文本部分
提取的烟草根黑腐病菌基因组DNA经Thermo Nanodrop 2000分光光度计（Thermo）测定浓度后，采用10倍系列稀释基因组DNA浓度为100 ng、10 ng、1 ng、100 pg、10 pg、1 pg、100 fg、10 fg、1 fg备用。利用Tbas-tub2F/Tbas-tubR引物对烟草根黑腐病菌10倍系列稀释基因组DNA进行PCR扩增。20 μL PCR反应体系包括2 μL 10× reaction Buffer，1.2μL Mixture，10 µmol/L引物各0.4 μL，0.1 μL rTaq100 mmol/L MgCl2buffer，1.6 μL 2.5 mmol/L dNTPPolymerase (5 U/μL)，加入1 μL模板DNA后 用灭菌超纯水补足体积。热循环反应参数为：94 ℃预变性4 min，94 ℃变性40 s，60 ℃退火30 s，72 ℃延伸40 s，共35个循环，最后72 ℃延伸10 min。PCR结束后进行1.5%琼脂糖凝胶电泳检测扩增产物。

表1 烟草根黑腐病菌特异性分子检测供试菌株Table 1 The plant pathogens used in specific molecular detection

1.5 烟草根黑腐病菌的早期快速诊断

1.5.1 烟草根黑腐病病样组织的准备 用手术刀切取PDA培养1周的烟草根黑腐病菌菌丝块1 cm×1 cm接种在生长6周的健康烟草品种红花大金元根茎结合处，22～23 ℃RXZ智能型人工气候箱（宁波江南仪器厂）中保湿培养。分别取接种后6、12、24、48、72 h和5 d的烟草根茎部作为病样组织用于DNA的提取，3次重复。

任务列表
a) 根据上文文本部分，PCR结束后为什么要进行1.5%琼脂糖凝胶电泳？
b) 请写出上文文本部分中，接种后的烟草在什么温度下保湿培养。

数据集记录

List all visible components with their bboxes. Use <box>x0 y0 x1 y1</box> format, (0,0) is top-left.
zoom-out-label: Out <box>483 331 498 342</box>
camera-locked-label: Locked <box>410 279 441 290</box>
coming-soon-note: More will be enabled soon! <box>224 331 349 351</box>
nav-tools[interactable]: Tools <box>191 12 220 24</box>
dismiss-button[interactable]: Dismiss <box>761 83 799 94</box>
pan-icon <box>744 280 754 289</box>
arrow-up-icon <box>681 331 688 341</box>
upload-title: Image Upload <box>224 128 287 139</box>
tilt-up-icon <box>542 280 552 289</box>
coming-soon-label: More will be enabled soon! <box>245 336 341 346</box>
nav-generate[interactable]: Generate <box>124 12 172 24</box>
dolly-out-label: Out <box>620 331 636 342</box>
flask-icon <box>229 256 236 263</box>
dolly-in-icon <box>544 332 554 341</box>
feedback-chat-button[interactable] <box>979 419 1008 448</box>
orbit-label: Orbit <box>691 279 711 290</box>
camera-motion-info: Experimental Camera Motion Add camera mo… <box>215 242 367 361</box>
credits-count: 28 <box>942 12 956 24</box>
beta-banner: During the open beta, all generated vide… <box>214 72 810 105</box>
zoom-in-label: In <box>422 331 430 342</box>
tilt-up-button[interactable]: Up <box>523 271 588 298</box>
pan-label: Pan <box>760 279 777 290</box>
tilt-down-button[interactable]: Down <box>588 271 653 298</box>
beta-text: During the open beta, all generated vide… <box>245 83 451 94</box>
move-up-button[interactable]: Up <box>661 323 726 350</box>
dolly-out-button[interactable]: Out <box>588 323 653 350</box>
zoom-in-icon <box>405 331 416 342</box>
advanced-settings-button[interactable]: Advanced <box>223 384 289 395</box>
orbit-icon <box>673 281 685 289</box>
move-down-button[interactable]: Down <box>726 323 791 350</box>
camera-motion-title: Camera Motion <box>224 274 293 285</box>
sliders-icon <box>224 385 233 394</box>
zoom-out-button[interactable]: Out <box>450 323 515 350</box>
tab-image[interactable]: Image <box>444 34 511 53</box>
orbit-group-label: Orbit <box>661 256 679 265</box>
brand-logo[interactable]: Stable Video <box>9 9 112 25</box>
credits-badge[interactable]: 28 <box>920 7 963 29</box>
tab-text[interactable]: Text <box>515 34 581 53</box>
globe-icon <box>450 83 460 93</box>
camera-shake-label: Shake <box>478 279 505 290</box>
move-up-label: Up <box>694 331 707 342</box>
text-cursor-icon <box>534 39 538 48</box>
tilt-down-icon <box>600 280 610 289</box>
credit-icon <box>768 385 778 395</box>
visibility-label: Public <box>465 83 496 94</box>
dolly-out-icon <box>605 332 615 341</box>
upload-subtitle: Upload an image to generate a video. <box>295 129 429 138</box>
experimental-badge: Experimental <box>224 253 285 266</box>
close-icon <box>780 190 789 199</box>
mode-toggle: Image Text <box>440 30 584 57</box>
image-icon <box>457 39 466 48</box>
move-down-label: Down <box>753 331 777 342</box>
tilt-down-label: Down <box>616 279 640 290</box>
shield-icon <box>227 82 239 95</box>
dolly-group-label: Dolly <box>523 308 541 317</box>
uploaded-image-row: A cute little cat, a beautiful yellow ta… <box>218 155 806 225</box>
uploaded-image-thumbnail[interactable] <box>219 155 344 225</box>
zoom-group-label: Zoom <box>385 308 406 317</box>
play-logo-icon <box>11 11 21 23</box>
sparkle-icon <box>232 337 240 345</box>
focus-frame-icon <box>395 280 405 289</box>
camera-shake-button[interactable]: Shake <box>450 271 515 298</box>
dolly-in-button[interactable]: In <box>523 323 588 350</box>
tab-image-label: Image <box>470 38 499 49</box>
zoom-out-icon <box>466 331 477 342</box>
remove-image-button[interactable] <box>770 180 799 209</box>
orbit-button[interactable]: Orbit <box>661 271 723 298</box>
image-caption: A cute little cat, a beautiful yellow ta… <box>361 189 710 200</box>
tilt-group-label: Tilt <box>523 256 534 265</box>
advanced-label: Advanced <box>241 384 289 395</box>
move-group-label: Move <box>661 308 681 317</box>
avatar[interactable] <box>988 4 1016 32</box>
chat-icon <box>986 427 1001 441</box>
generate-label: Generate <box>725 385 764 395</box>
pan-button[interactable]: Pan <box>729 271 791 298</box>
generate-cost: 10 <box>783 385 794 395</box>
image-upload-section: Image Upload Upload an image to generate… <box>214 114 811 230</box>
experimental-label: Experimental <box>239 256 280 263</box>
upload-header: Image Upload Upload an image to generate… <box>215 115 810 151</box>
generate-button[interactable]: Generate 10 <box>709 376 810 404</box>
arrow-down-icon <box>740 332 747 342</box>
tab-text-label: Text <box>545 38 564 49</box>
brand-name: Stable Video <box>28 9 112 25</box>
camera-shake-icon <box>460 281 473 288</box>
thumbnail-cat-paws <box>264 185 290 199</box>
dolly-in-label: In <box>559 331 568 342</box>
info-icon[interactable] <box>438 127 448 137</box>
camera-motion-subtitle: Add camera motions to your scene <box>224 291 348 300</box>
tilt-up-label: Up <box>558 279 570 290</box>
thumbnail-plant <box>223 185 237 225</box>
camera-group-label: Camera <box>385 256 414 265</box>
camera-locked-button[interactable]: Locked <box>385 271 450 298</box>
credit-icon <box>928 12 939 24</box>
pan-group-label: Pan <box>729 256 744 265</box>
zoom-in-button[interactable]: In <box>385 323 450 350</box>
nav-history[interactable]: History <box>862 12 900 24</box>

依序答案
a) 电泳用于检测PCR的扩增产物。

b) 22～23 ℃。